§ **Records for processing**
--- START ---

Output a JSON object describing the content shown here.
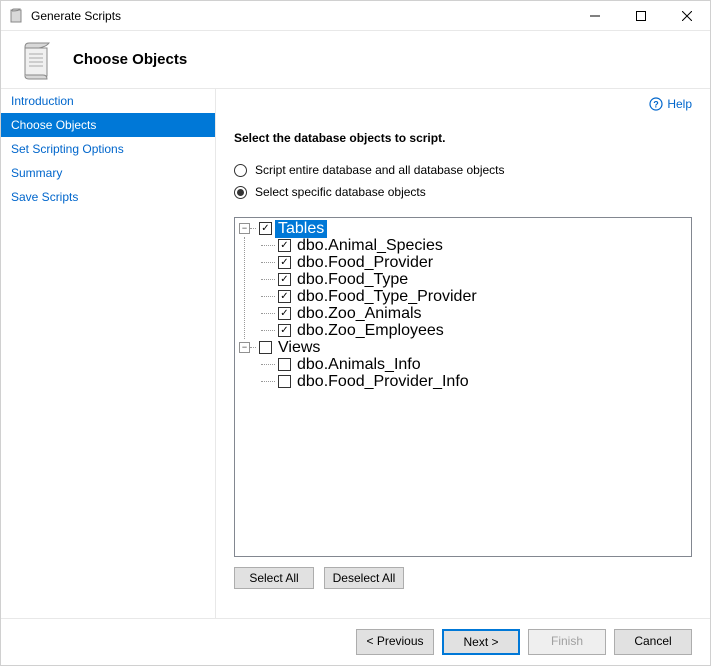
{
  "window": {
    "title": "Generate Scripts"
  },
  "header": {
    "title": "Choose Objects"
  },
  "help": {
    "label": "Help"
  },
  "sidebar": {
    "items": [
      {
        "label": "Introduction",
        "active": false
      },
      {
        "label": "Choose Objects",
        "active": true
      },
      {
        "label": "Set Scripting Options",
        "active": false
      },
      {
        "label": "Summary",
        "active": false
      },
      {
        "label": "Save Scripts",
        "active": false
      }
    ]
  },
  "content": {
    "heading": "Select the database objects to script.",
    "radio": {
      "option_all": "Script entire database and all database objects",
      "option_specific": "Select specific database objects",
      "selected": "specific"
    },
    "tree": [
      {
        "label": "Tables",
        "checked": true,
        "expanded": true,
        "selected": true,
        "children": [
          {
            "label": "dbo.Animal_Species",
            "checked": true
          },
          {
            "label": "dbo.Food_Provider",
            "checked": true
          },
          {
            "label": "dbo.Food_Type",
            "checked": true
          },
          {
            "label": "dbo.Food_Type_Provider",
            "checked": true
          },
          {
            "label": "dbo.Zoo_Animals",
            "checked": true
          },
          {
            "label": "dbo.Zoo_Employees",
            "checked": true
          }
        ]
      },
      {
        "label": "Views",
        "checked": false,
        "expanded": true,
        "selected": false,
        "children": [
          {
            "label": "dbo.Animals_Info",
            "checked": false
          },
          {
            "label": "dbo.Food_Provider_Info",
            "checked": false
          }
        ]
      }
    ],
    "buttons": {
      "select_all": "Select All",
      "deselect_all": "Deselect All"
    }
  },
  "footer": {
    "previous": "< Previous",
    "next": "Next >",
    "finish": "Finish",
    "cancel": "Cancel"
  }
}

--- END ---

§ **Prompt**
List all lines above in which the string "Scripts" appears.

§ **Finished exercise**
    "title": "Generate Scripts"
        "label": "Save Scripts",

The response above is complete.